What does "day-old chick quality" mean?
Traditionally, it has been defined as the combination of hatchability and three-day mortality. There is actually no single definition: this concept is more or less subjective.
To try to define it properly, let's split the wording in two parts: one can state that:
- The "day-old chick" (DOC) is the newly-hatched chick (Gallus gallus). It can be considered in the hatchery, and until the farm where it will be housed and fed to provide a broiler chicken, a laying hen, or a breeding cock or hen. According to the country, "one-day old chick" can actually last longer than 24 hours, e.g., until 72 hours of life in the French law;
- Quality can be defined as "a set of product's characteristics that confer to it the ability to address needs, should they be expressed or implicit".
One must ensure the best chick to target the best final chicken. Chick quality covers all the parameters which directly relate with the ability of the chick to generate a profit.
But what about the hatching success: what kind of role does it play in the whole chick quality? Is a maximum hatchability rate the best and unique indicator for viability, growth, and best return on investment? What about other possible criteria?... For instance, it is well recognised that there is a great correlation between the bodyweight at 7 days of age and at slaughter. Let's have a look backwards at all steps by starting in the breeding farm, focussing on possible means to check the quality of the chicks and ways to improve it.

▸ **RECORD EXTRACTS**
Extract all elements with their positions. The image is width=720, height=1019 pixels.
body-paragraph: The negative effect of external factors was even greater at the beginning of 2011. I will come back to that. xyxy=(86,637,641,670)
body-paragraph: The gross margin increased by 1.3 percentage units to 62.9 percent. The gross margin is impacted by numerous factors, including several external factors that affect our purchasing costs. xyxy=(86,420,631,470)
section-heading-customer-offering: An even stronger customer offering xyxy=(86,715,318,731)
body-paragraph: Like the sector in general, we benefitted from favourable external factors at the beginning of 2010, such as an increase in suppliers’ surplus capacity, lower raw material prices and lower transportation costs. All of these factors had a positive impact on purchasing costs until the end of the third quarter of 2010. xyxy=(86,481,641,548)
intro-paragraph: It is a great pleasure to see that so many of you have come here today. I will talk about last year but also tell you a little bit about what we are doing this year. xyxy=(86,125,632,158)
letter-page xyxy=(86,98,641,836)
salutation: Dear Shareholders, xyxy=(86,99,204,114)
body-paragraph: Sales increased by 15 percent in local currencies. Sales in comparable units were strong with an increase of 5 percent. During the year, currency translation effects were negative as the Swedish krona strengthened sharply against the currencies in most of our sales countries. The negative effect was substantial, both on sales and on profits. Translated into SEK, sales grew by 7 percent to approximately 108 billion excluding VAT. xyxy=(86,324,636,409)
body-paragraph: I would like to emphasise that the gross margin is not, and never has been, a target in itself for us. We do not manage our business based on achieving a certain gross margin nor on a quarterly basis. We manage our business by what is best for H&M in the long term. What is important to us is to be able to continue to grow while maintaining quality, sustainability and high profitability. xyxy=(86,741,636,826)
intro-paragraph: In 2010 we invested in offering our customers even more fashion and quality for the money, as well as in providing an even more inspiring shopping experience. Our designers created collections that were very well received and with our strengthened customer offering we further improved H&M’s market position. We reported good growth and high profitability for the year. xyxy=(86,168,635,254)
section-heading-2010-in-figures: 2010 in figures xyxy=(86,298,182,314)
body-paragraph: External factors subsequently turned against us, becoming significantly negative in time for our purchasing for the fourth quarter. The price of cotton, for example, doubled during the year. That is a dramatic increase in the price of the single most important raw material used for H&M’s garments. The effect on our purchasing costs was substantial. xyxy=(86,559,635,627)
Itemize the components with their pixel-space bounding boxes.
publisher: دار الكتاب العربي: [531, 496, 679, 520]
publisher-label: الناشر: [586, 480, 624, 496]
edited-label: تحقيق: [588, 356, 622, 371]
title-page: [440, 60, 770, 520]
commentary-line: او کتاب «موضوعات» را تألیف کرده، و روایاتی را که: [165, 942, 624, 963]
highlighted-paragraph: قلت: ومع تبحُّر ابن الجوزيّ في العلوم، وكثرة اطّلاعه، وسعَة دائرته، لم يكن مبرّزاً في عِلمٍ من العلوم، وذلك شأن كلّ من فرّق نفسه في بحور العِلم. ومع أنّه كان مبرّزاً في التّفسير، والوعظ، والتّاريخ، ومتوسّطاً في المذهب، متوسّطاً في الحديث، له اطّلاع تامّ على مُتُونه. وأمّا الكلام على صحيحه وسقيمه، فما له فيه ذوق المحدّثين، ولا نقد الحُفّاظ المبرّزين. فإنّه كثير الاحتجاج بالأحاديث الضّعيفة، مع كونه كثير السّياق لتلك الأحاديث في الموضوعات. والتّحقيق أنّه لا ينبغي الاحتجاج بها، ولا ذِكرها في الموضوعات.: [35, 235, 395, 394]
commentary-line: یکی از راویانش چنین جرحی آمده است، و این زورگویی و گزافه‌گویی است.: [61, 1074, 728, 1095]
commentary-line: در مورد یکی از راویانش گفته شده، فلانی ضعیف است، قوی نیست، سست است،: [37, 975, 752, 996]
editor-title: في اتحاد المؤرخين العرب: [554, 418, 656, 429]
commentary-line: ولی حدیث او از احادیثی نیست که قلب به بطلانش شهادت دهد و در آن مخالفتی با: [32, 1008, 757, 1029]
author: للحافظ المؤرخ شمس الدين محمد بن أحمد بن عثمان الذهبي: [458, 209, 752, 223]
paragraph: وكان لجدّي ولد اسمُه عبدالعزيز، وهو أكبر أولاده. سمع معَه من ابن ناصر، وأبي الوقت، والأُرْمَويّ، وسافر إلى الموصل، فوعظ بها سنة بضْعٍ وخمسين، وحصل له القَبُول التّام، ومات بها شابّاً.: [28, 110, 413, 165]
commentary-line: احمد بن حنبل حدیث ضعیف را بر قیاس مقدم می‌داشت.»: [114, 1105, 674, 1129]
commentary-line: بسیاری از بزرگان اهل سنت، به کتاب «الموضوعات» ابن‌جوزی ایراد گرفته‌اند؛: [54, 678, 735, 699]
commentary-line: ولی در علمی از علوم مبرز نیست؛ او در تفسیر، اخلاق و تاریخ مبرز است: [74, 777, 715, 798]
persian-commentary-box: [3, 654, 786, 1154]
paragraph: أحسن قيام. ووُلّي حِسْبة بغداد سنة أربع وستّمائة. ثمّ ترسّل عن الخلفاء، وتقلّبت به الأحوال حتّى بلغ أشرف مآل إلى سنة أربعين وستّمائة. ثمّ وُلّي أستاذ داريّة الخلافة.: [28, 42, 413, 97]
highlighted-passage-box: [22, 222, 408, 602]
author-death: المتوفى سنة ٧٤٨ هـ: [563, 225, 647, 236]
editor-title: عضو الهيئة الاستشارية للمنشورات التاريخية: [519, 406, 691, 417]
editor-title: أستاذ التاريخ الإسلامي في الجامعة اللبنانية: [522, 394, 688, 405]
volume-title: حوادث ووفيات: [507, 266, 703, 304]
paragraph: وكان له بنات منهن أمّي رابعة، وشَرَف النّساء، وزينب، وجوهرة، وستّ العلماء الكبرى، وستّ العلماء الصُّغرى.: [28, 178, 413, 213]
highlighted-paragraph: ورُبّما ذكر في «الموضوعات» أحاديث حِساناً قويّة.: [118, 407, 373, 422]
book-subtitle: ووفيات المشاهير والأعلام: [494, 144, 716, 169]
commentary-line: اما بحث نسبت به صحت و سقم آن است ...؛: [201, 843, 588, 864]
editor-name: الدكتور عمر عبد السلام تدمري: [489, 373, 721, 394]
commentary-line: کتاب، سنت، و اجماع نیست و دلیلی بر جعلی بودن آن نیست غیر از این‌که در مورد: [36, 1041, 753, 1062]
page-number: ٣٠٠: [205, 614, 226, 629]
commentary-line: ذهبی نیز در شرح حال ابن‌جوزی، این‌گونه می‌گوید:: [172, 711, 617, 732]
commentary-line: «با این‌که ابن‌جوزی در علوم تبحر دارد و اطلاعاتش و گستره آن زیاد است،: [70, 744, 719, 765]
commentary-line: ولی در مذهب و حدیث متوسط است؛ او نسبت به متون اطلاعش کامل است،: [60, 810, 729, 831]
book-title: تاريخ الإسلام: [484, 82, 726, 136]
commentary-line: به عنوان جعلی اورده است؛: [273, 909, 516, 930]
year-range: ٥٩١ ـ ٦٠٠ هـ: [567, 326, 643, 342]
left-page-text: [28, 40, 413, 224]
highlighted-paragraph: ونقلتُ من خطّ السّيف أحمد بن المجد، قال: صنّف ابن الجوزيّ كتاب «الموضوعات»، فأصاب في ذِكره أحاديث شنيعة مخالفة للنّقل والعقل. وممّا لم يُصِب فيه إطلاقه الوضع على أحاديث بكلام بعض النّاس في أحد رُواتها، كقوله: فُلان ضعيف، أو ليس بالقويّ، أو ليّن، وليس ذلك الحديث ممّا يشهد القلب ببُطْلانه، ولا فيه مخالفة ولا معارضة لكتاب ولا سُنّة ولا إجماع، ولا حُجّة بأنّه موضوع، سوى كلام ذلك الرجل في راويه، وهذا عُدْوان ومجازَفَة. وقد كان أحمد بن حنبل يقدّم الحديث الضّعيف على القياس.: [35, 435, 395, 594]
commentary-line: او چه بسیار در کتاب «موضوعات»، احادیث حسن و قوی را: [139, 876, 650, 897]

▸ **PROBLEMS TO WORK ON**
**A.** According to the excerpt on day-old chick quality, what can a day-old chick be housed and fed to provide? List every option it names.
**B.** Why does the excerpt on day-old chick quality split the wording "day-old chick quality" into two parts?

▸ **ANSWERS**
**A.**
- A broiler chicken
- A laying hen
- A breeding cock or hen

**B.** It does so to try to define the concept properly. There is no single definition, and the concept is more or less subjective.